**Collected data entries:**
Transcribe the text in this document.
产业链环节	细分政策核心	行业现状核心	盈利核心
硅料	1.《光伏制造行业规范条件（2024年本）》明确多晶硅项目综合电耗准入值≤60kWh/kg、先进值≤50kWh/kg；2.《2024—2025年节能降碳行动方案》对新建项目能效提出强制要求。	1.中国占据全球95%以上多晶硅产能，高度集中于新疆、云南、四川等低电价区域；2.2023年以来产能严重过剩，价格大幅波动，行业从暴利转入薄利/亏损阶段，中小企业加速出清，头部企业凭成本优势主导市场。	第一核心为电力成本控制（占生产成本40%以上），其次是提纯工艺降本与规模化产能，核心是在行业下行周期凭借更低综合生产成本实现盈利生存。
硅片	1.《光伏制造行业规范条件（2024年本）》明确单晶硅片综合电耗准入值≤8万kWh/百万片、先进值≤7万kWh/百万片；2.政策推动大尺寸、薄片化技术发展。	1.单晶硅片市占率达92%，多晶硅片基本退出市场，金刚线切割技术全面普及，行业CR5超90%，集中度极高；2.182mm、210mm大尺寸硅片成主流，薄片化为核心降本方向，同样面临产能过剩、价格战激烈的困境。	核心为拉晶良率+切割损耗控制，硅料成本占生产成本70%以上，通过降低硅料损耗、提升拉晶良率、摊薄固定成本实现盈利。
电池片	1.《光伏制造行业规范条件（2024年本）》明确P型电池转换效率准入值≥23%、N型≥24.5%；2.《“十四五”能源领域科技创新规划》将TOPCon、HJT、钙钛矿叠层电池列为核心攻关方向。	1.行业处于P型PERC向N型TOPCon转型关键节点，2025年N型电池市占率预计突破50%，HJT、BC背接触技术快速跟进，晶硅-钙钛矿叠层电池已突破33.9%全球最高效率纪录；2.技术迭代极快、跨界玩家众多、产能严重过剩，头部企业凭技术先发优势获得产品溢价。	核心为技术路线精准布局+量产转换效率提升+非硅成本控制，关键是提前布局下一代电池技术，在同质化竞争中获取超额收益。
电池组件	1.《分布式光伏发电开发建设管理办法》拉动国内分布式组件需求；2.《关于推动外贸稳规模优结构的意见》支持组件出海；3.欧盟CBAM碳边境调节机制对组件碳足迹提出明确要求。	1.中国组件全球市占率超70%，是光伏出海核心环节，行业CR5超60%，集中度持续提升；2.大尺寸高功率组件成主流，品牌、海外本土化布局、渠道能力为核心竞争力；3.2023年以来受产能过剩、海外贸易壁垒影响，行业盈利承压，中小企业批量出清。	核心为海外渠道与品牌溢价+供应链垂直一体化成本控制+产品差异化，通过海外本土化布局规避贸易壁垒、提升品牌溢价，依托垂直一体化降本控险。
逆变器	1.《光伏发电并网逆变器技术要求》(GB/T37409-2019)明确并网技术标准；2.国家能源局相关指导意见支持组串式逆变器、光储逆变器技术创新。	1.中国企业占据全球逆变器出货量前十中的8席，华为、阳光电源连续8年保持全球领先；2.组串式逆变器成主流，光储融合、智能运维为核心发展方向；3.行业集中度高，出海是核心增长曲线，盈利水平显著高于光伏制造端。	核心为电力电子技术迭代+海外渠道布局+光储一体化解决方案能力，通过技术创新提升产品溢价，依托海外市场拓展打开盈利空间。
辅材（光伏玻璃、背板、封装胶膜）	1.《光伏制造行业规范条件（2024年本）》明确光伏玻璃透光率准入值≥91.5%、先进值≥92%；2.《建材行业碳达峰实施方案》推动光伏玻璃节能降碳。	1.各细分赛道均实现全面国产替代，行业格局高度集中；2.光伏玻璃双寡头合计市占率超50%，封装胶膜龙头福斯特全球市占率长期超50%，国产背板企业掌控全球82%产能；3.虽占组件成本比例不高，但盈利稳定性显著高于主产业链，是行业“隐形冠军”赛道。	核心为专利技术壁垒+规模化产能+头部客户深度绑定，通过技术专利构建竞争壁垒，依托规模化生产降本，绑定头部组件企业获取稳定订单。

**Given instruction:**
Take the records above and return them exactly as written.

**Answer in full:**
Transcribe the text in this document.
产业链环节	细分政策核心	行业现状核心	盈利核心
硅料	1.《光伏制造行业规范条件（2024年本）》明确多晶硅项目综合电耗准入值≤60kWh/kg、先进值≤50kWh/kg；2.《2024—2025年节能降碳行动方案》对新建项目能效提出强制要求。	1.中国占据全球95%以上多晶硅产能，高度集中于新疆、云南、四川等低电价区域；2.2023年以来产能严重过剩，价格大幅波动，行业从暴利转入薄利/亏损阶段，中小企业加速出清，头部企业凭成本优势主导市场。	第一核心为电力成本控制（占生产成本40%以上），其次是提纯工艺降本与规模化产能，核心是在行业下行周期凭借更低综合生产成本实现盈利生存。
硅片	1.《光伏制造行业规范条件（2024年本）》明确单晶硅片综合电耗准入值≤8万kWh/百万片、先进值≤7万kWh/百万片；2.政策推动大尺寸、薄片化技术发展。	1.单晶硅片市占率达92%，多晶硅片基本退出市场，金刚线切割技术全面普及，行业CR5超90%，集中度极高；2.182mm、210mm大尺寸硅片成主流，薄片化为核心降本方向，同样面临产能过剩、价格战激烈的困境。	核心为拉晶良率+切割损耗控制，硅料成本占生产成本70%以上，通过降低硅料损耗、提升拉晶良率、摊薄固定成本实现盈利。
电池片	1.《光伏制造行业规范条件（2024年本）》明确P型电池转换效率准入值≥23%、N型≥24.5%；2.《“十四五”能源领域科技创新规划》将TOPCon、HJT、钙钛矿叠层电池列为核心攻关方向。	1.行业处于P型PERC向N型TOPCon转型关键节点，2025年N型电池市占率预计突破50%，HJT、BC背接触技术快速跟进，晶硅-钙钛矿叠层电池已突破33.9%全球最高效率纪录；2.技术迭代极快、跨界玩家众多、产能严重过剩，头部企业凭技术先发优势获得产品溢价。	核心为技术路线精准布局+量产转换效率提升+非硅成本控制，关键是提前布局下一代电池技术，在同质化竞争中获取超额收益。
电池组件	1.《分布式光伏发电开发建设管理办法》拉动国内分布式组件需求；2.《关于推动外贸稳规模优结构的意见》支持组件出海；3.欧盟CBAM碳边境调节机制对组件碳足迹提出明确要求。	1.中国组件全球市占率超70%，是光伏出海核心环节，行业CR5超60%，集中度持续提升；2.大尺寸高功率组件成主流，品牌、海外本土化布局、渠道能力为核心竞争力；3.2023年以来受产能过剩、海外贸易壁垒影响，行业盈利承压，中小企业批量出清。	核心为海外渠道与品牌溢价+供应链垂直一体化成本控制+产品差异化，通过海外本土化布局规避贸易壁垒、提升品牌溢价，依托垂直一体化降本控险。
逆变器	1.《光伏发电并网逆变器技术要求》(GB/T37409-2019)明确并网技术标准；2.国家能源局相关指导意见支持组串式逆变器、光储逆变器技术创新。	1.中国企业占据全球逆变器出货量前十中的8席，华为、阳光电源连续8年保持全球领先；2.组串式逆变器成主流，光储融合、智能运维为核心发展方向；3.行业集中度高，出海是核心增长曲线，盈利水平显著高于光伏制造端。	核心为电力电子技术迭代+海外渠道布局+光储一体化解决方案能力，通过技术创新提升产品溢价，依托海外市场拓展打开盈利空间。
辅材（光伏玻璃、背板、封装胶膜）	1.《光伏制造行业规范条件（2024年本）》明确光伏玻璃透光率准入值≥91.5%、先进值≥92%；2.《建材行业碳达峰实施方案》推动光伏玻璃节能降碳。	1.各细分赛道均实现全面国产替代，行业格局高度集中；2.光伏玻璃双寡头合计市占率超50%，封装胶膜龙头福斯特全球市占率长期超50%，国产背板企业掌控全球82%产能；3.虽占组件成本比例不高，但盈利稳定性显著高于主产业链，是行业“隐形冠军”赛道。	核心为专利技术壁垒+规模化产能+头部客户深度绑定，通过技术专利构建竞争壁垒，依托规模化生产降本，绑定头部组件企业获取稳定订单。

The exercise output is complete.